◆ **Material shown**:
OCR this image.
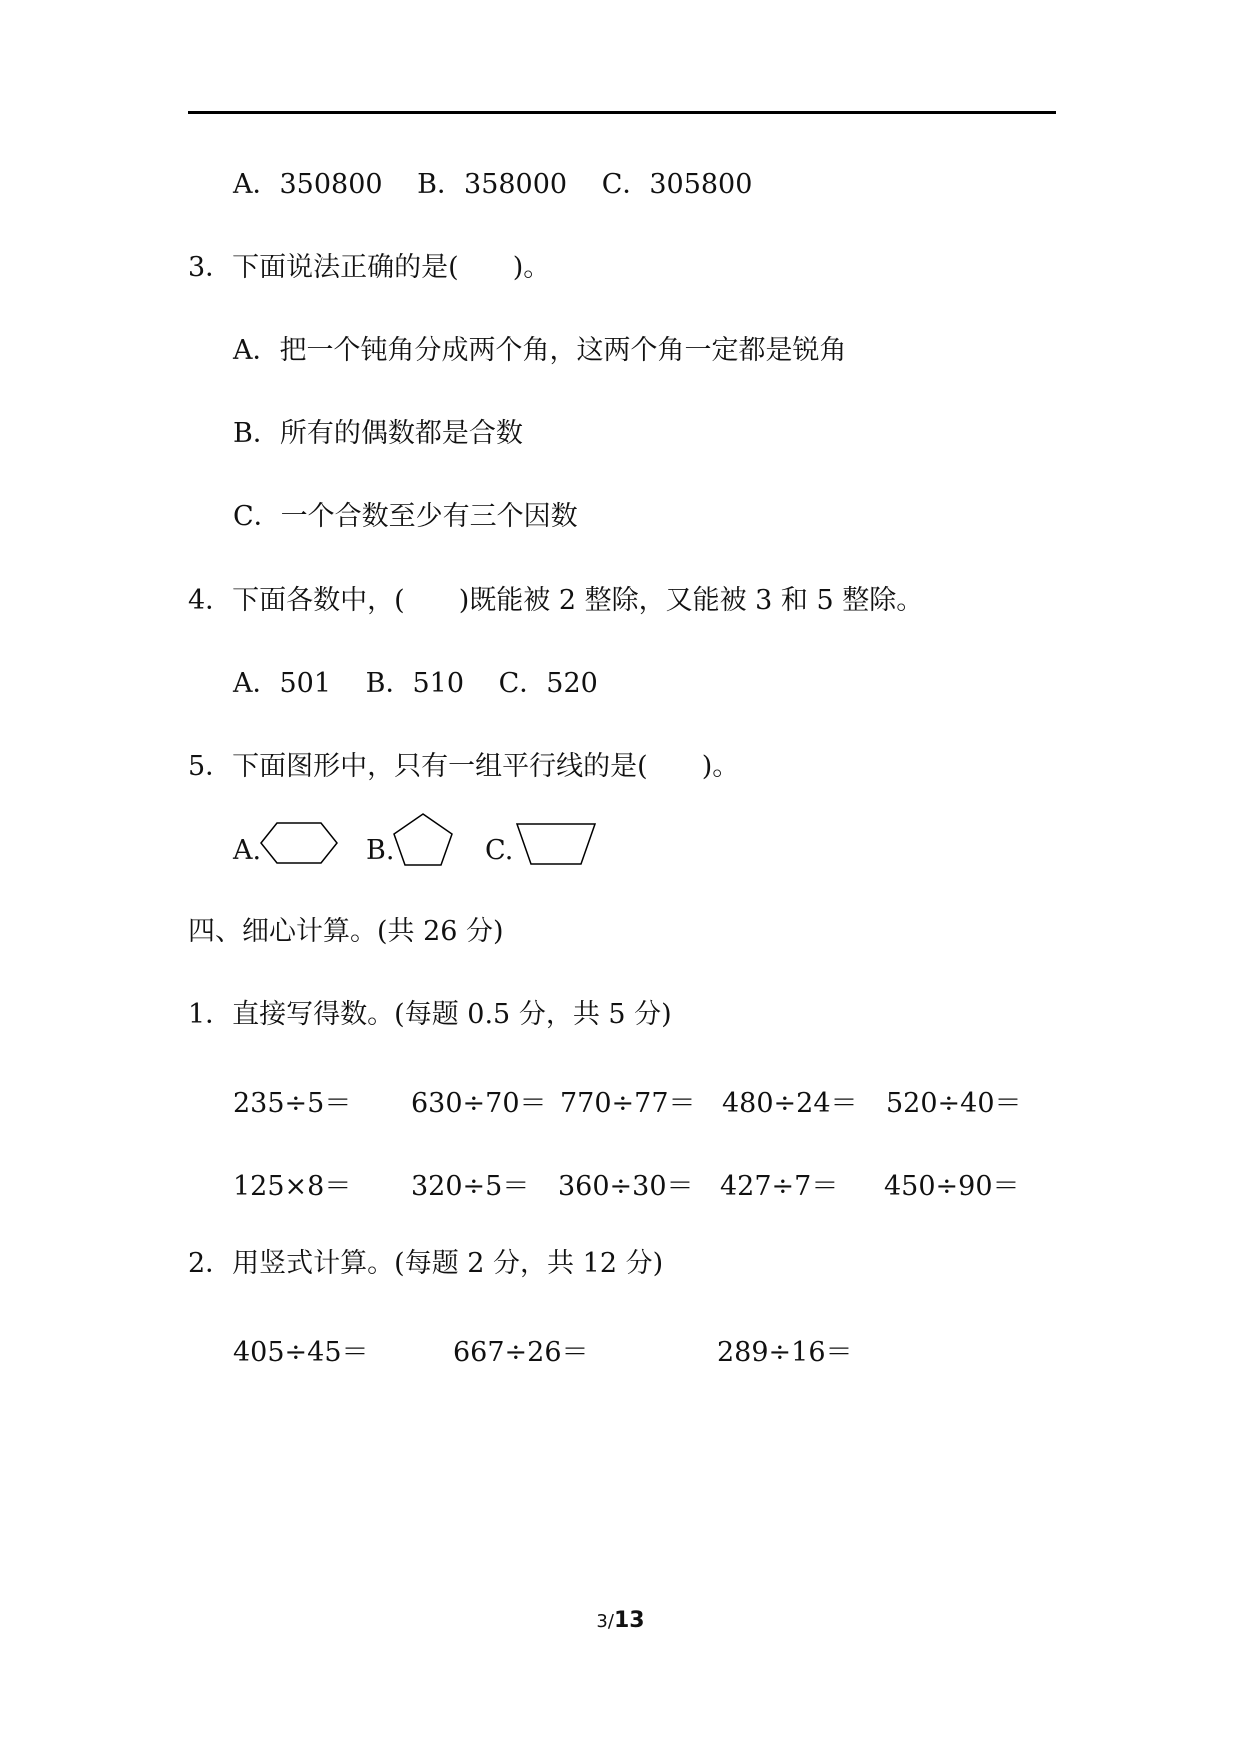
A．350800 B．358000 C．305800
3．下面说法正确的是(　　)。
A．把一个钝角分成两个角，这两个角一定都是锐角
B．所有的偶数都是合数
C．一个合数至少有三个因数
4．下面各数中，(　　)既能被 2 整除，又能被 3 和 5 整除。
A．501 B．510 C．520
5．下面图形中，只有一组平行线的是(　　)。
A.	B.	C.
四、细心计算。(共 26 分)
1．直接写得数。(每题 0.5 分，共 5 分)
235÷5＝ 630÷70＝ 770÷77＝ 480÷24＝ 520÷40＝
125×8＝ 320÷5＝ 360÷30＝ 427÷7＝ 450÷90＝
2．用竖式计算。(每题 2 分，共 12 分)
405÷45＝	667÷26＝	289÷16＝
3/13
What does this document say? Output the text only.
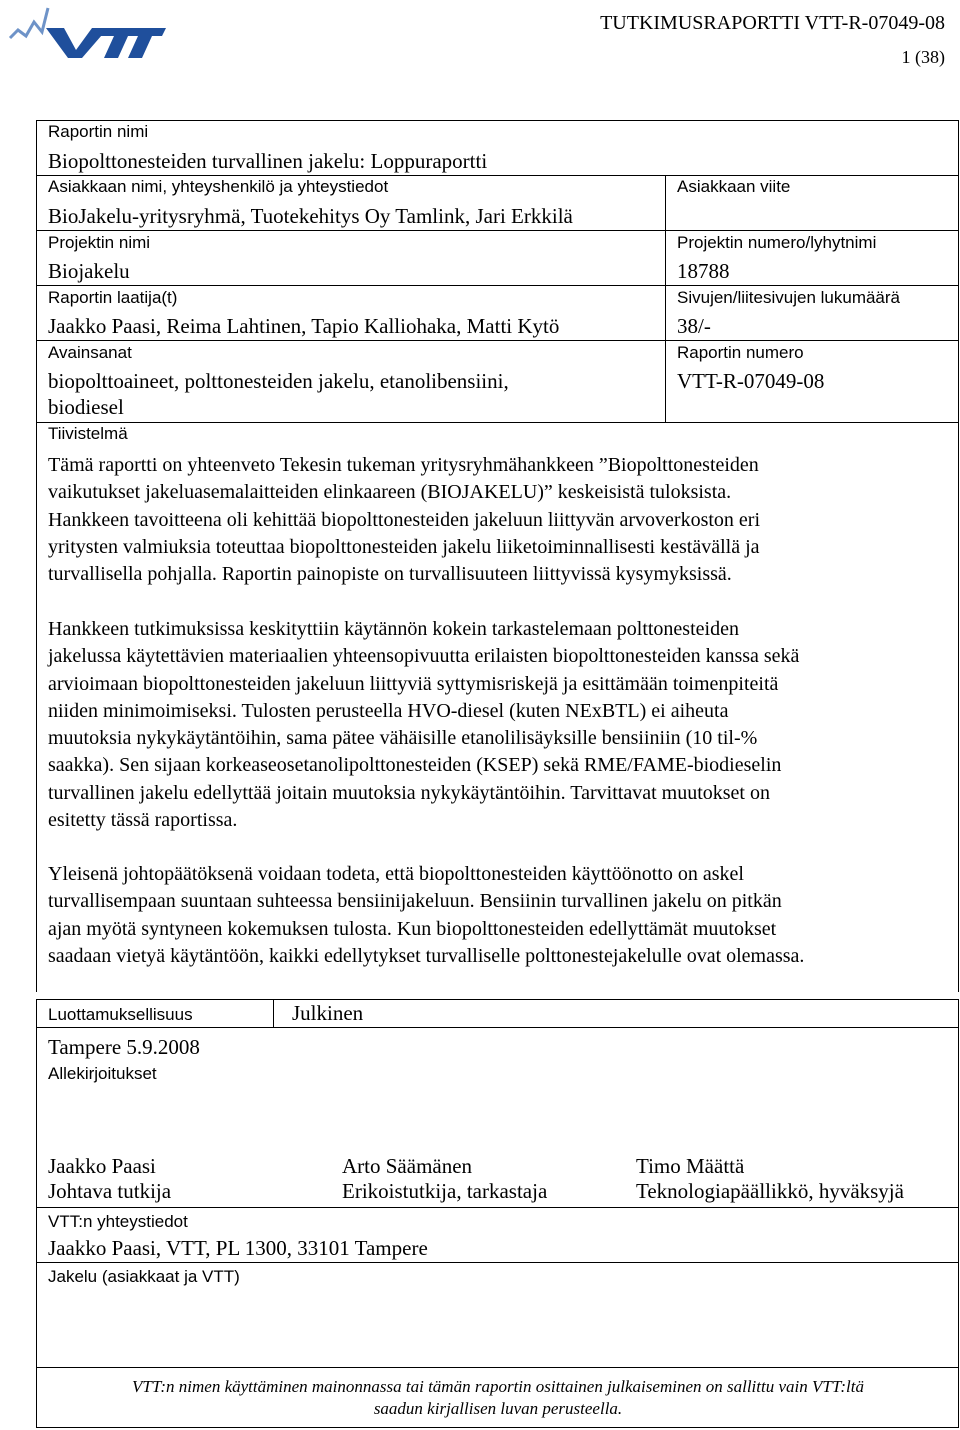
TUTKIMUSRAPORTTI VTT-R-07049-08
1 (38)
Raportin nimi
Biopolttonesteiden turvallinen jakelu: Loppuraportti
Asiakkaan nimi, yhteyshenkilö ja yhteystiedot
BioJakelu-yritysryhmä, Tuotekehitys Oy Tamlink, Jari Erkkilä
Asiakkaan viite
Projektin nimi
Biojakelu
Projektin numero/lyhytnimi
18788
Raportin laatija(t)
Jaakko Paasi, Reima Lahtinen, Tapio Kalliohaka, Matti Kytö
Sivujen/liitesivujen lukumäärä
38/-
Avainsanat
biopolttoaineet, polttonesteiden jakelu, etanolibensiini,
biodiesel
Raportin numero
VTT-R-07049-08
Tiivistelmä
Tämä raportti on yhteenveto Tekesin tukeman yritysryhmähankkeen ”Biopolttonesteiden
vaikutukset jakeluasemalaitteiden elinkaareen (BIOJAKELU)” keskeisistä tuloksista.
Hankkeen tavoitteena oli kehittää biopolttonesteiden jakeluun liittyvän arvoverkoston eri
yritysten valmiuksia toteuttaa biopolttonesteiden jakelu liiketoiminnallisesti kestävällä ja
turvallisella pohjalla. Raportin painopiste on turvallisuuteen liittyvissä kysymyksissä.
Hankkeen tutkimuksissa keskityttiin käytännön kokein tarkastelemaan polttonesteiden
jakelussa käytettävien materiaalien yhteensopivuutta erilaisten biopolttonesteiden kanssa sekä
arvioimaan biopolttonesteiden jakeluun liittyviä syttymisriskejä ja esittämään toimenpiteitä
niiden minimoimiseksi. Tulosten perusteella HVO-diesel (kuten NExBTL) ei aiheuta
muutoksia nykykäytäntöihin, sama pätee vähäisille etanolilisäyksille bensiiniin (10 til-%
saakka). Sen sijaan korkeaseosetanolipolttonesteiden (KSEP) sekä RME/FAME-biodieselin
turvallinen jakelu edellyttää joitain muutoksia nykykäytäntöihin. Tarvittavat muutokset on
esitetty tässä raportissa.
Yleisenä johtopäätöksenä voidaan todeta, että biopolttonesteiden käyttöönotto on askel
turvallisempaan suuntaan suhteessa bensiinijakeluun. Bensiinin turvallinen jakelu on pitkän
ajan myötä syntyneen kokemuksen tulosta. Kun biopolttonesteiden edellyttämät muutokset
saadaan vietyä käytäntöön, kaikki edellytykset turvalliselle polttonestejakelulle ovat olemassa.
Luottamuksellisuus	Julkinen
Tampere 5.9.2008
Allekirjoitukset
Jaakko Paasi
Johtava tutkija
Arto Säämänen
Erikoistutkija, tarkastaja
Timo Määttä
Teknologiapäällikkö, hyväksyjä
VTT:n yhteystiedot
Jaakko Paasi, VTT, PL 1300, 33101 Tampere
Jakelu (asiakkaat ja VTT)
VTT:n nimen käyttäminen mainonnassa tai tämän raportin osittainen julkaiseminen on sallittu vain VTT:ltä
saadun kirjallisen luvan perusteella.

◆ **What is needed**:
Wherever a line in the data above holds "this", copy that line.

◆ **Written answer**:
OCR this image.
What does this document say? Output the text only.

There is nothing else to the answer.